### What the exercise asks
Give the number of lines in the records below that include "document". Reply with that number alone.

>> Start Exercise inputs

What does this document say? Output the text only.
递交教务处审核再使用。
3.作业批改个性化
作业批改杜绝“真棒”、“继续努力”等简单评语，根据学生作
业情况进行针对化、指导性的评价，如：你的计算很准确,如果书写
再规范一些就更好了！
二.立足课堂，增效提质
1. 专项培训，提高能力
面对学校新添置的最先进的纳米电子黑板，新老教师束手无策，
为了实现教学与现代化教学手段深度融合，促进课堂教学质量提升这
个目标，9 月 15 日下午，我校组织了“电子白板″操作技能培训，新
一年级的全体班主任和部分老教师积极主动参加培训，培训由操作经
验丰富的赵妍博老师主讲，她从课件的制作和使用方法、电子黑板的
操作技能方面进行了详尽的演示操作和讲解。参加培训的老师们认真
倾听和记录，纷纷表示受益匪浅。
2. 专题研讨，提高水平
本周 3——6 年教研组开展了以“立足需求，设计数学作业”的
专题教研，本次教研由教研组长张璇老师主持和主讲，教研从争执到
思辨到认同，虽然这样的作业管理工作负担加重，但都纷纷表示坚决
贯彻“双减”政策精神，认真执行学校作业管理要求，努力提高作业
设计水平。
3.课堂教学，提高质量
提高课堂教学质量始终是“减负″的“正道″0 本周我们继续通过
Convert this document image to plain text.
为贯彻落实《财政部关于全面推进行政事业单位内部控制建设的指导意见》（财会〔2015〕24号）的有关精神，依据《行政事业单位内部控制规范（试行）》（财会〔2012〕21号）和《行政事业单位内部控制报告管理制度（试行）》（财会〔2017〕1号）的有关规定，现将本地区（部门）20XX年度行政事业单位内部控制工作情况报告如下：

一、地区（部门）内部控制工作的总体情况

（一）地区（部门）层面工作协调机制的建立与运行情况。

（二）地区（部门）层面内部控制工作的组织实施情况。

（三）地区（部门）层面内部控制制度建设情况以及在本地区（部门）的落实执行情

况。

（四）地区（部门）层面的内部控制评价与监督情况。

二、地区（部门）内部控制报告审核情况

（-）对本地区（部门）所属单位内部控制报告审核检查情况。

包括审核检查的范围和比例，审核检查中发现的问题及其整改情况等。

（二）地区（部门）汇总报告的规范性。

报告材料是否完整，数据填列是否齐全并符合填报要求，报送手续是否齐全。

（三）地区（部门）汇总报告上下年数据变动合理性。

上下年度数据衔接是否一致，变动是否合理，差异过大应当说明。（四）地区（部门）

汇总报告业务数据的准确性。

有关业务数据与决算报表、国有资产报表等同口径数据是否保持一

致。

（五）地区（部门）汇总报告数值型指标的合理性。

>> End Exercise inputs

### Reply
2